● **Problem to solve**: Take every line from the listing below that includes "into" and copy it.

[Rows from a figure dataset]

━━━━

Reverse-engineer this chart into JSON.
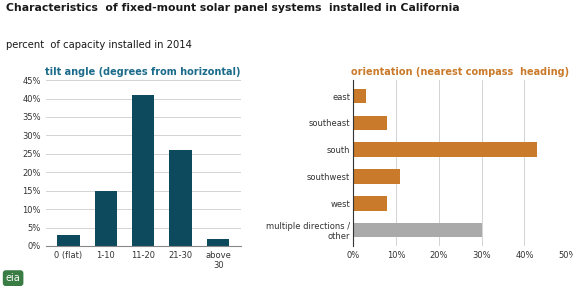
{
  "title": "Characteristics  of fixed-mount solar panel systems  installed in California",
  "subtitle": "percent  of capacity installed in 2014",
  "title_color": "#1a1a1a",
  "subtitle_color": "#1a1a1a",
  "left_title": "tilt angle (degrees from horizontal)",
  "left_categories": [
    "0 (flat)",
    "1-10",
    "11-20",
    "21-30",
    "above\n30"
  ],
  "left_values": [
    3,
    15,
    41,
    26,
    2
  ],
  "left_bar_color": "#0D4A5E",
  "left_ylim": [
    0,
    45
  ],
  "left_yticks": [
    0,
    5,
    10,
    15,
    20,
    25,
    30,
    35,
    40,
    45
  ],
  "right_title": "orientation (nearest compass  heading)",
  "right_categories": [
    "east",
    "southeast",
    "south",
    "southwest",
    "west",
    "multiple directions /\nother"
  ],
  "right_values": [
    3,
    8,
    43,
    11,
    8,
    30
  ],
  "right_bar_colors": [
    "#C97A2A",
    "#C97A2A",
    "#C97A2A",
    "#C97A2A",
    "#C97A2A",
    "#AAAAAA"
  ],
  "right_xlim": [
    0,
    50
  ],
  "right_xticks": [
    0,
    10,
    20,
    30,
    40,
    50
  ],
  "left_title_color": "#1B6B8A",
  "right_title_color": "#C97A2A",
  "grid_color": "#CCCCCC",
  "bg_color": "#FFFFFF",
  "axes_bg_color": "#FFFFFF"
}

━━━━

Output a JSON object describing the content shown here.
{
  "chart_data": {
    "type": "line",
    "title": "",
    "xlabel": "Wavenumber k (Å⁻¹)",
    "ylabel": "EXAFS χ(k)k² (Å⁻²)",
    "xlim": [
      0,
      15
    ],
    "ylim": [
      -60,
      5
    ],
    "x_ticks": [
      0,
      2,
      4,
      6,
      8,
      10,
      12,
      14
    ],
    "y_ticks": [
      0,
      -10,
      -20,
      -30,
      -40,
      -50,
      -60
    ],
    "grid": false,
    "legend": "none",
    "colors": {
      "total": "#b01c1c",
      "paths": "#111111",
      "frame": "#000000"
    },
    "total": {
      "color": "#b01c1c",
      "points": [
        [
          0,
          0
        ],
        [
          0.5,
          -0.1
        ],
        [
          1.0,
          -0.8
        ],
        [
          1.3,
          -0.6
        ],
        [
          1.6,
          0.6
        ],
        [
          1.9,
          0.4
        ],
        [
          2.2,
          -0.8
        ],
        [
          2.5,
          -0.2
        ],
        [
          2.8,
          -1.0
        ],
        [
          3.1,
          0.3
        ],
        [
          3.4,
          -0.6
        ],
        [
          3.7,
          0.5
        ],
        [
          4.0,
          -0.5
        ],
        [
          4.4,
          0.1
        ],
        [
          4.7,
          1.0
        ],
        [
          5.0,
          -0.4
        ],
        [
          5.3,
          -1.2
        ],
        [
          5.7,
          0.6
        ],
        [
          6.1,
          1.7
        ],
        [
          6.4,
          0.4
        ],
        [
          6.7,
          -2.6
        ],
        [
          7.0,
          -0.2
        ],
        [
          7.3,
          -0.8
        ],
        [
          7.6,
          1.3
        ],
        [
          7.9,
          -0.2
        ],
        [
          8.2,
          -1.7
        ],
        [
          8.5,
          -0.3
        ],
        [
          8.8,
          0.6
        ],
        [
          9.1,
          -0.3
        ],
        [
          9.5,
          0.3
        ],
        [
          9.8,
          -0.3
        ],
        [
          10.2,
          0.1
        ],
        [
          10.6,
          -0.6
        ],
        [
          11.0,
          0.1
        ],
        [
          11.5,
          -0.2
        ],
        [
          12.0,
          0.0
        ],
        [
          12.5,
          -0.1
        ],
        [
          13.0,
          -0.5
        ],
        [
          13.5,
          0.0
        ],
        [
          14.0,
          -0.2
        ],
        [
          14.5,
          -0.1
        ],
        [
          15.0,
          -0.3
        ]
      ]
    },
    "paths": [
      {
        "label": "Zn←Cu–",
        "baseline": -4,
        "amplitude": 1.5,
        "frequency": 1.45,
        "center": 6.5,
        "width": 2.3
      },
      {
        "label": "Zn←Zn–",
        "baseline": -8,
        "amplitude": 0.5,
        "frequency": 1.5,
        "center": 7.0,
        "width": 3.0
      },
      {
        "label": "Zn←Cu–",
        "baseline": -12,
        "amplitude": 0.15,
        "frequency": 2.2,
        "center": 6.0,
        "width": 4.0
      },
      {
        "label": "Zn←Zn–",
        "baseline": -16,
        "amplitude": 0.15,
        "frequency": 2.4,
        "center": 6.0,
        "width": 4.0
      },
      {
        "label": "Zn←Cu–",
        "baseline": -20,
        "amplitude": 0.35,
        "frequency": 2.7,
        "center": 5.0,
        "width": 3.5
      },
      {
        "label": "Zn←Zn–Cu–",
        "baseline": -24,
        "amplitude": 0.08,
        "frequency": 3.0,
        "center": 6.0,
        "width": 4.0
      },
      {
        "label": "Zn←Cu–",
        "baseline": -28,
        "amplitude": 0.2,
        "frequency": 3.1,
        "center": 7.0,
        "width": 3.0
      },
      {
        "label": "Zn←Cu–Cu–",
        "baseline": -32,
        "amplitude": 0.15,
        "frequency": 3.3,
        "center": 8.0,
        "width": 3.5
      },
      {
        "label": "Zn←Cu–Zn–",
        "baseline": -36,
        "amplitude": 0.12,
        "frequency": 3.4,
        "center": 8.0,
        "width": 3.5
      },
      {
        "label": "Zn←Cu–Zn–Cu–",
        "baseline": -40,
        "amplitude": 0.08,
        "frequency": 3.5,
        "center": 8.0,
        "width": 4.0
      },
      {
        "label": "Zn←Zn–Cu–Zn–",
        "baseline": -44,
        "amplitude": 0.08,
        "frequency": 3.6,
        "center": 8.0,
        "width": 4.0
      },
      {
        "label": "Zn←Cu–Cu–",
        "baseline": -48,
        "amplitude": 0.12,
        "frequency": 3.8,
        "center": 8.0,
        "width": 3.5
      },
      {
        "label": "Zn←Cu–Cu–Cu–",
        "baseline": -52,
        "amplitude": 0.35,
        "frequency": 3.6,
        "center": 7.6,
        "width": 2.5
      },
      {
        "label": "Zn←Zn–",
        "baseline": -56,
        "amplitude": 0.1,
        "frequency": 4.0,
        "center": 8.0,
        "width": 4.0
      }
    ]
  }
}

━━━━

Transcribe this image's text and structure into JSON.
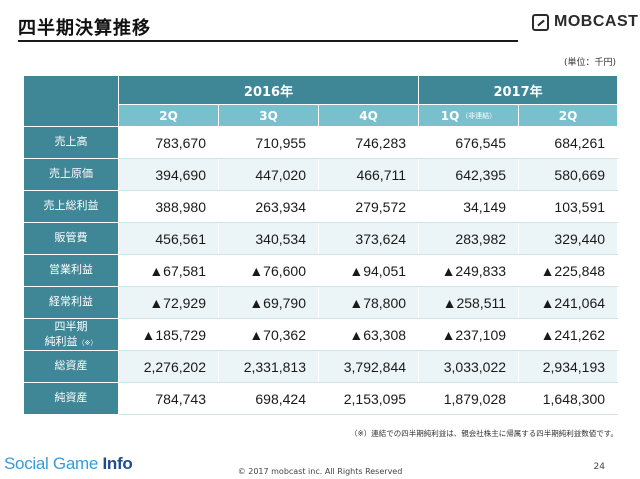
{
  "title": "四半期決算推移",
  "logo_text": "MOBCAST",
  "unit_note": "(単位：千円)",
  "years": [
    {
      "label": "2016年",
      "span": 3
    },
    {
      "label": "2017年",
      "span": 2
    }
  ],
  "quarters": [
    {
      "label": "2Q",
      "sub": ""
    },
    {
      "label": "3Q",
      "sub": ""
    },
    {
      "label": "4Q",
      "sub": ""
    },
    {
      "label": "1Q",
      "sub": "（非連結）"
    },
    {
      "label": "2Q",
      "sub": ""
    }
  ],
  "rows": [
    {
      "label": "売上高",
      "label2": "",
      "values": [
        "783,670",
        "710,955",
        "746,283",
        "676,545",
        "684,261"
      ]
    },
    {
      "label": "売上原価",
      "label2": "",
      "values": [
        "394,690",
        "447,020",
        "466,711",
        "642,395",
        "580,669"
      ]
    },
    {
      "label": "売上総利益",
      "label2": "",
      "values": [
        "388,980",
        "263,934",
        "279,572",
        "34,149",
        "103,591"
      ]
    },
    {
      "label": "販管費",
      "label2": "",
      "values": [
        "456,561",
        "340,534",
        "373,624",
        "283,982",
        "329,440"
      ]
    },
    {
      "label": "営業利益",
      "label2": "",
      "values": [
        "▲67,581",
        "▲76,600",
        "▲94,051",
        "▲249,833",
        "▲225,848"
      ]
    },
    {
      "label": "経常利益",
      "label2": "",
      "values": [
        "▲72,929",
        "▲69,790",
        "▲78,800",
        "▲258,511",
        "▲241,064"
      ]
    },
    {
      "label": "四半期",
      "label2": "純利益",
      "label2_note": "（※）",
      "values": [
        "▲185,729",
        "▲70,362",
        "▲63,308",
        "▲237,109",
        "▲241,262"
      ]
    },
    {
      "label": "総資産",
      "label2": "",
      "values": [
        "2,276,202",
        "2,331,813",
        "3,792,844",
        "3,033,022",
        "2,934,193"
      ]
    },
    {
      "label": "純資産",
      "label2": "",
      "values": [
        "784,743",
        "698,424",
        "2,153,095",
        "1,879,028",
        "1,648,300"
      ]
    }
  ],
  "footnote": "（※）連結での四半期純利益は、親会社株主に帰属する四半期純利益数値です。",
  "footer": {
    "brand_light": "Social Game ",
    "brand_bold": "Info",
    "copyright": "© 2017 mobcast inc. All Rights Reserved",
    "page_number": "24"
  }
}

━━━━

● **Answer to the task**:
Reverse-engineer this chart into JSON.
Transcribe this image's text and structure into JSON.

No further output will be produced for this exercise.